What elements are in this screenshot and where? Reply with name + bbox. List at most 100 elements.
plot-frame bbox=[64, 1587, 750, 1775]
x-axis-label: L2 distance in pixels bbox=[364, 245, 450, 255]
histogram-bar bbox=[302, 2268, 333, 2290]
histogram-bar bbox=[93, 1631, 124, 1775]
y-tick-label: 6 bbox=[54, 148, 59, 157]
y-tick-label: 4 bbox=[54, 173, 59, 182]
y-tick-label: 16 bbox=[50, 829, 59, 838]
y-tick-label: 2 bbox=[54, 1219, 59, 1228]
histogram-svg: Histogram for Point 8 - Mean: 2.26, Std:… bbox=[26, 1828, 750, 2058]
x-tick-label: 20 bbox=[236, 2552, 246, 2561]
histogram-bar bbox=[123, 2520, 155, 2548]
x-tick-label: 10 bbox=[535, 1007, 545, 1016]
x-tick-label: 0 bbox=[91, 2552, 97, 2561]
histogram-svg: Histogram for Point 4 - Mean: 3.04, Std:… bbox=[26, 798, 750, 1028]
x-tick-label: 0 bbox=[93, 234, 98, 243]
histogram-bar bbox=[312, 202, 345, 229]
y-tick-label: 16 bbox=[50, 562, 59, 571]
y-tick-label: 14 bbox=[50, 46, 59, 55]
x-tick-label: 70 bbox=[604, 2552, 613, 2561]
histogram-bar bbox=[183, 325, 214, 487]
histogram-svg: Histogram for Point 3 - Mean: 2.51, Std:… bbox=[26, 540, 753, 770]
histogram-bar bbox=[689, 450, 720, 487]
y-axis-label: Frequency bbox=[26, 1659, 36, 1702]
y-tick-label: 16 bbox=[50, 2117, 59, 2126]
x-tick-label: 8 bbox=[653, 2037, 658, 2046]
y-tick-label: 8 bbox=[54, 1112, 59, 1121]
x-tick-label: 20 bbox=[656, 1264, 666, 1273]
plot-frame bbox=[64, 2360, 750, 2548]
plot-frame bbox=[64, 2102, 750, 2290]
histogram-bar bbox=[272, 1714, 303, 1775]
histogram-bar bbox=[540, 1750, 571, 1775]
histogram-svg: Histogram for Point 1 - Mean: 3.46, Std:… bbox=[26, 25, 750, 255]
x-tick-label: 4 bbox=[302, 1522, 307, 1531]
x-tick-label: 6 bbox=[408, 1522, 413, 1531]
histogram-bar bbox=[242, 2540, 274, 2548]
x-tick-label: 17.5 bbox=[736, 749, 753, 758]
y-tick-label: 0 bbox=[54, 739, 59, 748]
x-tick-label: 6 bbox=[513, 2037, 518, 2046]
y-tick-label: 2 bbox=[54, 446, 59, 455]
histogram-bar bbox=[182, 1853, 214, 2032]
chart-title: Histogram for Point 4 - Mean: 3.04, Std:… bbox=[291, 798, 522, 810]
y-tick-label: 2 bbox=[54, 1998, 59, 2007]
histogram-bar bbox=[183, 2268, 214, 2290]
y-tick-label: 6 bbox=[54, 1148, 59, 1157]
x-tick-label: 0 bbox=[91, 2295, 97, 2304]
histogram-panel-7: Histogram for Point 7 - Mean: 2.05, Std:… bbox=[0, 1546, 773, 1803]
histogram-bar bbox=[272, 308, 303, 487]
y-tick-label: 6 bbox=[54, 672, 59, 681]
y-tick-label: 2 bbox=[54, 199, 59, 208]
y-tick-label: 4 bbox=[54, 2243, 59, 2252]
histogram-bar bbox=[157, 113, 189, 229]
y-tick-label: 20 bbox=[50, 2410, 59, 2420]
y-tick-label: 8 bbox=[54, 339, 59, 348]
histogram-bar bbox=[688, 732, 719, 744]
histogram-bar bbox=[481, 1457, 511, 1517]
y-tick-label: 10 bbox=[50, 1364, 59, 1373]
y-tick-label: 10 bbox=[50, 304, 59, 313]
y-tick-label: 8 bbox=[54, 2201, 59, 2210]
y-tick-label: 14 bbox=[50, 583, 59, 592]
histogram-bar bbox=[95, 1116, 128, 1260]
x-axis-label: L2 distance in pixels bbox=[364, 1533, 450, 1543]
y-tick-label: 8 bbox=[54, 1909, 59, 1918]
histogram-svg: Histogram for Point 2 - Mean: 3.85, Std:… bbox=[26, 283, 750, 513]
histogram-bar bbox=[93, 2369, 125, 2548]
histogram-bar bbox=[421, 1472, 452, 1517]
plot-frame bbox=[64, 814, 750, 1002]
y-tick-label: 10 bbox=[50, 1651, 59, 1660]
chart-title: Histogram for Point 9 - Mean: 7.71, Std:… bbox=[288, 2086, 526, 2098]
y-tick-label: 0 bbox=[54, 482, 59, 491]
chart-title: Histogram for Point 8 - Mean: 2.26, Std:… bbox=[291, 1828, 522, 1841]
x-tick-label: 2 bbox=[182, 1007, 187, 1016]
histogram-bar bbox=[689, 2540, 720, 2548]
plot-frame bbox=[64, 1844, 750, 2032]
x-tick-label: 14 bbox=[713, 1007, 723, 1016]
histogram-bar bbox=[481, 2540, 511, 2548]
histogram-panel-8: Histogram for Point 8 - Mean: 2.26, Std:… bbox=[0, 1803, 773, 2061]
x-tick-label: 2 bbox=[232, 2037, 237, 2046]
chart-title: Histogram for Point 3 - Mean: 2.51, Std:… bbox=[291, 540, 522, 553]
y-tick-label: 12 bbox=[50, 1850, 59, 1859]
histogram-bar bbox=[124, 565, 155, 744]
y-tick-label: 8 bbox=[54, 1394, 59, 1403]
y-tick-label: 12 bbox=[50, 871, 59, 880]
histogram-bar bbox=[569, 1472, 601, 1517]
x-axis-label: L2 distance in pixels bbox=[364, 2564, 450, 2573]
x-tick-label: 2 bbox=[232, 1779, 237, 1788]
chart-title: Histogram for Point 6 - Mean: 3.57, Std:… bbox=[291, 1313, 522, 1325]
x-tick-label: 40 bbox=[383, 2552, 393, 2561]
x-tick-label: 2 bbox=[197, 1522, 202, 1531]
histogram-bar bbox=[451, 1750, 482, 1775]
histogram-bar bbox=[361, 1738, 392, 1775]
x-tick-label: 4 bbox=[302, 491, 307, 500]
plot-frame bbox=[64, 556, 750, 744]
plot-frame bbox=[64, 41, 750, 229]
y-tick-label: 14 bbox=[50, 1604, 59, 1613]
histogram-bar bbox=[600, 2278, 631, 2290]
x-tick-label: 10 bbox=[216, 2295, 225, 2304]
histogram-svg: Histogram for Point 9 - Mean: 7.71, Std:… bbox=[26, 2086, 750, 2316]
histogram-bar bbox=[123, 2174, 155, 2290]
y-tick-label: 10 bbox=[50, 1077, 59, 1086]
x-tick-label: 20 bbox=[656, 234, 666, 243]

What is expected:
Rename "L2 distance" to "Euclidean distance" throughout all the records above, and give back every line with nothing else altered.

In response:
What elements are in this screenshot and where? Reply with name + bbox. List at most 100 elements.
plot-frame bbox=[64, 1587, 750, 1775]
x-axis-label: Euclidean distance in pixels bbox=[364, 245, 450, 255]
histogram-bar bbox=[302, 2268, 333, 2290]
histogram-bar bbox=[93, 1631, 124, 1775]
y-tick-label: 6 bbox=[54, 148, 59, 157]
y-tick-label: 4 bbox=[54, 173, 59, 182]
y-tick-label: 16 bbox=[50, 829, 59, 838]
y-tick-label: 2 bbox=[54, 1219, 59, 1228]
histogram-svg: Histogram for Point 8 - Mean: 2.26, Std:… bbox=[26, 1828, 750, 2058]
x-tick-label: 20 bbox=[236, 2552, 246, 2561]
histogram-bar bbox=[123, 2520, 155, 2548]
x-tick-label: 10 bbox=[535, 1007, 545, 1016]
x-tick-label: 0 bbox=[91, 2552, 97, 2561]
histogram-svg: Histogram for Point 4 - Mean: 3.04, Std:… bbox=[26, 798, 750, 1028]
x-tick-label: 0 bbox=[93, 234, 98, 243]
histogram-bar bbox=[312, 202, 345, 229]
y-tick-label: 16 bbox=[50, 562, 59, 571]
y-tick-label: 14 bbox=[50, 46, 59, 55]
x-tick-label: 70 bbox=[604, 2552, 613, 2561]
histogram-bar bbox=[183, 325, 214, 487]
histogram-svg: Histogram for Point 3 - Mean: 2.51, Std:… bbox=[26, 540, 753, 770]
histogram-bar bbox=[689, 450, 720, 487]
y-axis-label: Frequency bbox=[26, 1659, 36, 1702]
y-tick-label: 16 bbox=[50, 2117, 59, 2126]
x-tick-label: 8 bbox=[653, 2037, 658, 2046]
y-tick-label: 8 bbox=[54, 1112, 59, 1121]
x-tick-label: 20 bbox=[656, 1264, 666, 1273]
plot-frame bbox=[64, 2360, 750, 2548]
plot-frame bbox=[64, 2102, 750, 2290]
histogram-bar bbox=[272, 1714, 303, 1775]
histogram-bar bbox=[540, 1750, 571, 1775]
histogram-svg: Histogram for Point 1 - Mean: 3.46, Std:… bbox=[26, 25, 750, 255]
x-tick-label: 4 bbox=[302, 1522, 307, 1531]
x-tick-label: 6 bbox=[408, 1522, 413, 1531]
histogram-bar bbox=[242, 2540, 274, 2548]
x-tick-label: 17.5 bbox=[736, 749, 753, 758]
y-tick-label: 0 bbox=[54, 739, 59, 748]
x-tick-label: 6 bbox=[513, 2037, 518, 2046]
y-tick-label: 2 bbox=[54, 446, 59, 455]
histogram-bar bbox=[182, 1853, 214, 2032]
chart-title: Histogram for Point 4 - Mean: 3.04, Std:… bbox=[291, 798, 522, 810]
y-tick-label: 2 bbox=[54, 1998, 59, 2007]
histogram-bar bbox=[183, 2268, 214, 2290]
y-tick-label: 6 bbox=[54, 1148, 59, 1157]
x-tick-label: 0 bbox=[91, 2295, 97, 2304]
histogram-panel-7: Histogram for Point 7 - Mean: 2.05, Std:… bbox=[0, 1546, 773, 1803]
histogram-bar bbox=[272, 308, 303, 487]
y-tick-label: 6 bbox=[54, 672, 59, 681]
y-tick-label: 2 bbox=[54, 199, 59, 208]
y-tick-label: 4 bbox=[54, 2243, 59, 2252]
histogram-bar bbox=[157, 113, 189, 229]
y-tick-label: 20 bbox=[50, 2410, 59, 2420]
y-tick-label: 8 bbox=[54, 339, 59, 348]
histogram-bar bbox=[688, 732, 719, 744]
histogram-bar bbox=[481, 1457, 511, 1517]
y-tick-label: 10 bbox=[50, 1364, 59, 1373]
y-tick-label: 10 bbox=[50, 304, 59, 313]
y-tick-label: 8 bbox=[54, 2201, 59, 2210]
y-tick-label: 14 bbox=[50, 583, 59, 592]
histogram-bar bbox=[95, 1116, 128, 1260]
x-axis-label: Euclidean distance in pixels bbox=[364, 1533, 450, 1543]
y-tick-label: 8 bbox=[54, 1909, 59, 1918]
histogram-svg: Histogram for Point 2 - Mean: 3.85, Std:… bbox=[26, 283, 750, 513]
histogram-bar bbox=[93, 2369, 125, 2548]
histogram-bar bbox=[421, 1472, 452, 1517]
plot-frame bbox=[64, 814, 750, 1002]
y-tick-label: 10 bbox=[50, 1651, 59, 1660]
chart-title: Histogram for Point 9 - Mean: 7.71, Std:… bbox=[288, 2086, 526, 2098]
y-tick-label: 0 bbox=[54, 482, 59, 491]
chart-title: Histogram for Point 8 - Mean: 2.26, Std:… bbox=[291, 1828, 522, 1841]
x-tick-label: 2 bbox=[182, 1007, 187, 1016]
histogram-bar bbox=[689, 2540, 720, 2548]
plot-frame bbox=[64, 1844, 750, 2032]
x-tick-label: 14 bbox=[713, 1007, 723, 1016]
histogram-bar bbox=[481, 2540, 511, 2548]
histogram-panel-8: Histogram for Point 8 - Mean: 2.26, Std:… bbox=[0, 1803, 773, 2061]
x-tick-label: 2 bbox=[232, 2037, 237, 2046]
chart-title: Histogram for Point 3 - Mean: 2.51, Std:… bbox=[291, 540, 522, 553]
y-tick-label: 12 bbox=[50, 1850, 59, 1859]
histogram-bar bbox=[124, 565, 155, 744]
y-tick-label: 8 bbox=[54, 1394, 59, 1403]
y-tick-label: 12 bbox=[50, 871, 59, 880]
histogram-bar bbox=[569, 1472, 601, 1517]
x-axis-label: Euclidean distance in pixels bbox=[364, 2564, 450, 2573]
x-tick-label: 2 bbox=[232, 1779, 237, 1788]
chart-title: Histogram for Point 6 - Mean: 3.57, Std:… bbox=[291, 1313, 522, 1325]
x-tick-label: 40 bbox=[383, 2552, 393, 2561]
x-tick-label: 2 bbox=[197, 1522, 202, 1531]
histogram-bar bbox=[451, 1750, 482, 1775]
histogram-bar bbox=[361, 1738, 392, 1775]
x-tick-label: 4 bbox=[302, 491, 307, 500]
plot-frame bbox=[64, 556, 750, 744]
plot-frame bbox=[64, 41, 750, 229]
y-tick-label: 14 bbox=[50, 1604, 59, 1613]
histogram-bar bbox=[600, 2278, 631, 2290]
x-tick-label: 10 bbox=[216, 2295, 225, 2304]
histogram-svg: Histogram for Point 9 - Mean: 7.71, Std:… bbox=[26, 2086, 750, 2316]
histogram-bar bbox=[123, 2174, 155, 2290]
y-tick-label: 10 bbox=[50, 1077, 59, 1086]
x-tick-label: 20 bbox=[656, 234, 666, 243]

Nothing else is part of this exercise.